Task description: Can you output the material exactly as written, minus any pictures it holds?

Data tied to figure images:
# # # #
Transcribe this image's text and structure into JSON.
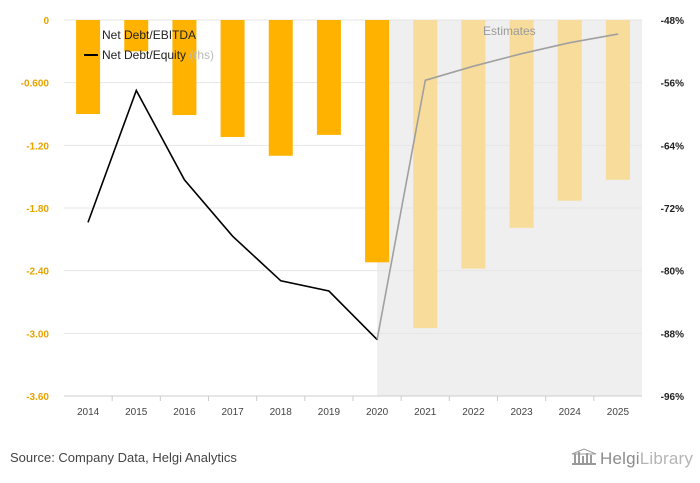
{
  "chart_data": {
    "type": "bar+line",
    "categories": [
      "2014",
      "2015",
      "2016",
      "2017",
      "2018",
      "2019",
      "2020",
      "2021",
      "2022",
      "2023",
      "2024",
      "2025"
    ],
    "estimate_start": "2021",
    "estimates_label": "Estimates",
    "series": [
      {
        "name": "Net Debt/EBITDA",
        "type": "bar",
        "axis": "left",
        "values": [
          -0.9,
          -0.3,
          -0.91,
          -1.12,
          -1.3,
          -1.1,
          -2.32,
          -2.95,
          -2.38,
          -1.99,
          -1.73,
          -1.53
        ]
      },
      {
        "name": "Net Debt/Equity",
        "name_suffix": "(rhs)",
        "type": "line",
        "axis": "right",
        "values": [
          -73.8,
          -57.0,
          -68.4,
          -75.6,
          -81.3,
          -82.6,
          -88.8,
          -55.7,
          -53.9,
          -52.3,
          -50.9,
          -49.8
        ]
      }
    ],
    "left_axis": {
      "min": -3.6,
      "max": 0,
      "ticks": [
        "0",
        "-0.600",
        "-1.20",
        "-1.80",
        "-2.40",
        "-3.00",
        "-3.60"
      ]
    },
    "right_axis": {
      "min": -96,
      "max": -48,
      "ticks": [
        "-48%",
        "-56%",
        "-64%",
        "-72%",
        "-80%",
        "-88%",
        "-96%"
      ]
    },
    "colors": {
      "bar": "#ffb300",
      "bar_estimate": "#f7dc9c",
      "line": "#000000",
      "line_estimate": "#a0a0a0",
      "estimate_bg": "#efefef",
      "grid": "#e6e6e6"
    },
    "grid": true,
    "legend_position": "top-left"
  },
  "footer": {
    "source": "Source: Company Data, Helgi Analytics",
    "brand_a": "Helgi",
    "brand_b": "Library"
  }
}
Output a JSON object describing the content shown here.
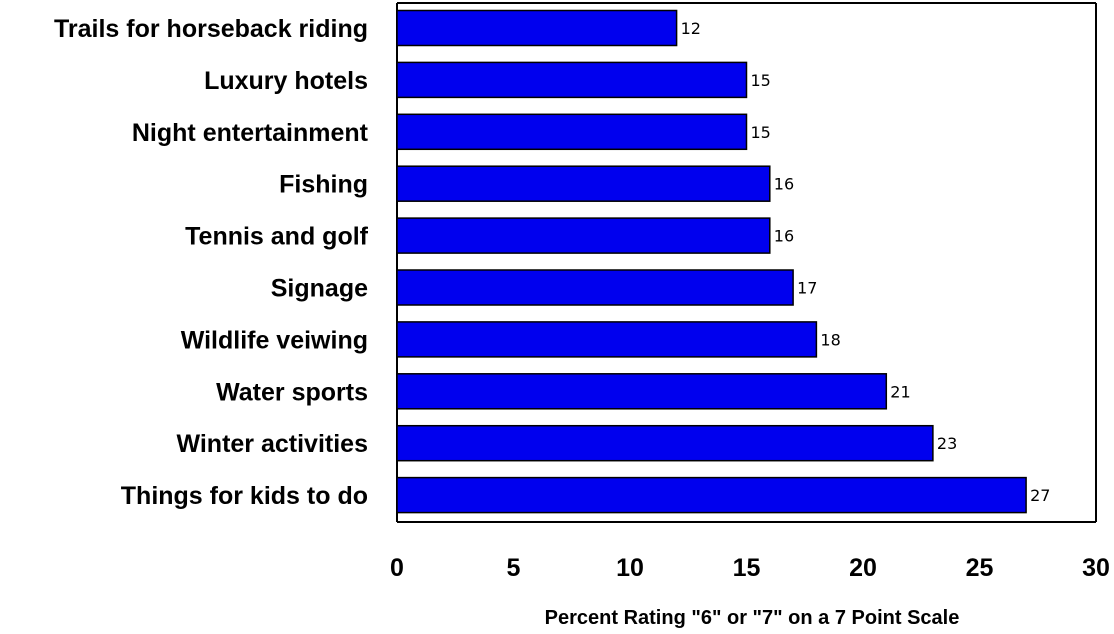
{
  "chart_data": {
    "type": "bar",
    "orientation": "horizontal",
    "title": "",
    "xlabel": "Percent Rating \"6\" or \"7\" on a 7 Point Scale",
    "ylabel": "",
    "categories": [
      "Trails for horseback riding",
      "Luxury hotels",
      "Night entertainment",
      "Fishing",
      "Tennis and golf",
      "Signage",
      "Wildlife veiwing",
      "Water sports",
      "Winter activities",
      "Things for kids to do"
    ],
    "values": [
      12,
      15,
      15,
      16,
      16,
      17,
      18,
      21,
      23,
      27
    ],
    "data_labels": [
      "12",
      "15",
      "15",
      "16",
      "16",
      "17",
      "18",
      "21",
      "23",
      "27"
    ],
    "xlim": [
      0,
      30
    ],
    "xticks": [
      0,
      5,
      10,
      15,
      20,
      25,
      30
    ],
    "xtick_labels": [
      "0",
      "5",
      "10",
      "15",
      "20",
      "25",
      "30"
    ],
    "grid": false,
    "legend": "none",
    "colors": {
      "bar_fill": "#0000ee",
      "bar_edge": "#000000",
      "frame": "#000000"
    }
  }
}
# # # #
Full response:
Transcribe this image's text and structure into JSON.
{
  "chart_data": {
    "type": "bar+line",
    "categories": [
      "2014",
      "2015",
      "2016",
      "2017",
      "2018",
      "2019",
      "2020",
      "2021",
      "2022",
      "2023",
      "2024",
      "2025"
    ],
    "estimate_start": "2021",
    "estimates_label": "Estimates",
    "series": [
      {
        "name": "Net Debt/EBITDA",
        "type": "bar",
        "axis": "left",
        "values": [
          -0.9,
          -0.3,
          -0.91,
          -1.12,
          -1.3,
          -1.1,
          -2.32,
          -2.95,
          -2.38,
          -1.99,
          -1.73,
          -1.53
        ]
      },
      {
        "name": "Net Debt/Equity",
        "name_suffix": "(rhs)",
        "type": "line",
        "axis": "right",
        "values": [
          -73.8,
          -57.0,
          -68.4,
          -75.6,
          -81.3,
          -82.6,
          -88.8,
          -55.7,
          -53.9,
          -52.3,
          -50.9,
          -49.8
        ]
      }
    ],
    "left_axis": {
      "min": -3.6,
      "max": 0,
      "ticks": [
        "0",
        "-0.600",
        "-1.20",
        "-1.80",
        "-2.40",
        "-3.00",
        "-3.60"
      ]
    },
    "right_axis": {
      "min": -96,
      "max": -48,
      "ticks": [
        "-48%",
        "-56%",
        "-64%",
        "-72%",
        "-80%",
        "-88%",
        "-96%"
      ]
    },
    "colors": {
      "bar": "#ffb300",
      "bar_estimate": "#f7dc9c",
      "line": "#000000",
      "line_estimate": "#a0a0a0",
      "estimate_bg": "#efefef",
      "grid": "#e6e6e6"
    },
    "grid": true,
    "legend_position": "top-left"
  },
  "footer": {
    "source": "Source: Company Data, Helgi Analytics",
    "brand_a": "Helgi",
    "brand_b": "Library"
  }
}
Output a JSON object describing the content shown here.
{
  "chart_data": {
    "type": "bar",
    "orientation": "horizontal",
    "title": "",
    "xlabel": "Percent Rating \"6\" or \"7\" on a 7 Point Scale",
    "ylabel": "",
    "categories": [
      "Trails for horseback riding",
      "Luxury hotels",
      "Night entertainment",
      "Fishing",
      "Tennis and golf",
      "Signage",
      "Wildlife veiwing",
      "Water sports",
      "Winter activities",
      "Things for kids to do"
    ],
    "values": [
      12,
      15,
      15,
      16,
      16,
      17,
      18,
      21,
      23,
      27
    ],
    "data_labels": [
      "12",
      "15",
      "15",
      "16",
      "16",
      "17",
      "18",
      "21",
      "23",
      "27"
    ],
    "xlim": [
      0,
      30
    ],
    "xticks": [
      0,
      5,
      10,
      15,
      20,
      25,
      30
    ],
    "xtick_labels": [
      "0",
      "5",
      "10",
      "15",
      "20",
      "25",
      "30"
    ],
    "grid": false,
    "legend": "none",
    "colors": {
      "bar_fill": "#0000ee",
      "bar_edge": "#000000",
      "frame": "#000000"
    }
  }
}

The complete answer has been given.